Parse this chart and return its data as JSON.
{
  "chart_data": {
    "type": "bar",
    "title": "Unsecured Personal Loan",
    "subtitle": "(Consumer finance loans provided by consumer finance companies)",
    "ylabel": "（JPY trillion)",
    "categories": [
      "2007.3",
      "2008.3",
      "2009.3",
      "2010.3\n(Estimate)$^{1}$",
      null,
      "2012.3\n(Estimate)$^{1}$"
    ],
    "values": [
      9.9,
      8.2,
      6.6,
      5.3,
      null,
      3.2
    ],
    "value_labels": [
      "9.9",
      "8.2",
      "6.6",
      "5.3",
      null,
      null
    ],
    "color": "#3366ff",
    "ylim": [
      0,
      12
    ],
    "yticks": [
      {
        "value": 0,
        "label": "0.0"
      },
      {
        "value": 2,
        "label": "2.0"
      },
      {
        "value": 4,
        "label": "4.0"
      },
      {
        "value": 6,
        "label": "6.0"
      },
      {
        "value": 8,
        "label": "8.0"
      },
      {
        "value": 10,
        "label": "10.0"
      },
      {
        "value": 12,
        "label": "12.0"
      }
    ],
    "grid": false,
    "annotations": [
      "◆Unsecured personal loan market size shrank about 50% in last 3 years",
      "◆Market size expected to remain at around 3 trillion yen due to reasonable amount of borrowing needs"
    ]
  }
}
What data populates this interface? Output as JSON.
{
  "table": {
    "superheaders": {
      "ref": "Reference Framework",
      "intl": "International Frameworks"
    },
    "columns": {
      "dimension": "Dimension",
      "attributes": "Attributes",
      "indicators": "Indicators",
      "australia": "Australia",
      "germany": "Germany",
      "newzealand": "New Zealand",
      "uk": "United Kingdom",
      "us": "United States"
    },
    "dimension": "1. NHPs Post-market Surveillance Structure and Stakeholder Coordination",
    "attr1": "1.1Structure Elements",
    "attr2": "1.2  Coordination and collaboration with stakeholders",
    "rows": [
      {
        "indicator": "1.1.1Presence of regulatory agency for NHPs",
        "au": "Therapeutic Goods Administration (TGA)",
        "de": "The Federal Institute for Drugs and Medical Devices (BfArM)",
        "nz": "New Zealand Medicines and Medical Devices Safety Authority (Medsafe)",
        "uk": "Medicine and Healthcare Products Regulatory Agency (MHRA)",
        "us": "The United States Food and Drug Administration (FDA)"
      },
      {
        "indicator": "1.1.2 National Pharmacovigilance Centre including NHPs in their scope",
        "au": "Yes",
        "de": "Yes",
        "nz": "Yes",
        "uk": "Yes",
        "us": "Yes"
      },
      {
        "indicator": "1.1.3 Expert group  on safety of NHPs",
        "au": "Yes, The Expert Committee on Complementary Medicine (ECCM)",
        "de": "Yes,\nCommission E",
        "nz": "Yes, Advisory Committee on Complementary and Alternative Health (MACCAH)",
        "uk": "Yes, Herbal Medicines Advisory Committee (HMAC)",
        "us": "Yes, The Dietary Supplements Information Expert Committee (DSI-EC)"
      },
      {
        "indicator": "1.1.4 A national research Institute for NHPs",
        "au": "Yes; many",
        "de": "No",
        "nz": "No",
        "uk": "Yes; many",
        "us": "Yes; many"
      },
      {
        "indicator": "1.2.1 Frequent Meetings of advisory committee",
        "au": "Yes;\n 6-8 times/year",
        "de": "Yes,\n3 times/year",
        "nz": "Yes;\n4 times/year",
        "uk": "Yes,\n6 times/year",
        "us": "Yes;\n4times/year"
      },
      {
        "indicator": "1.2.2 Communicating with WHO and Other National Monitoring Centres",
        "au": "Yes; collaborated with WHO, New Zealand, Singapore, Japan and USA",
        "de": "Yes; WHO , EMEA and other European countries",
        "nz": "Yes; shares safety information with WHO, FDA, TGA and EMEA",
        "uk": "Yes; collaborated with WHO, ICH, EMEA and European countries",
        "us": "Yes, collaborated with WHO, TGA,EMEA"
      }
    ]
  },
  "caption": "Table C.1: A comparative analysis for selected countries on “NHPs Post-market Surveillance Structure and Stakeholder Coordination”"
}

──────────

## THE EXERCISE
Find all lines holding the string "collaborated" and copy them.

## THE RESPONSE
        "au": "Yes; collaborated with WHO, New Zealand, Singapore, Japan and USA",
        "uk": "Yes; collaborated with WHO, ICH, EMEA and European countries",
        "us": "Yes, collaborated with WHO, TGA,EMEA"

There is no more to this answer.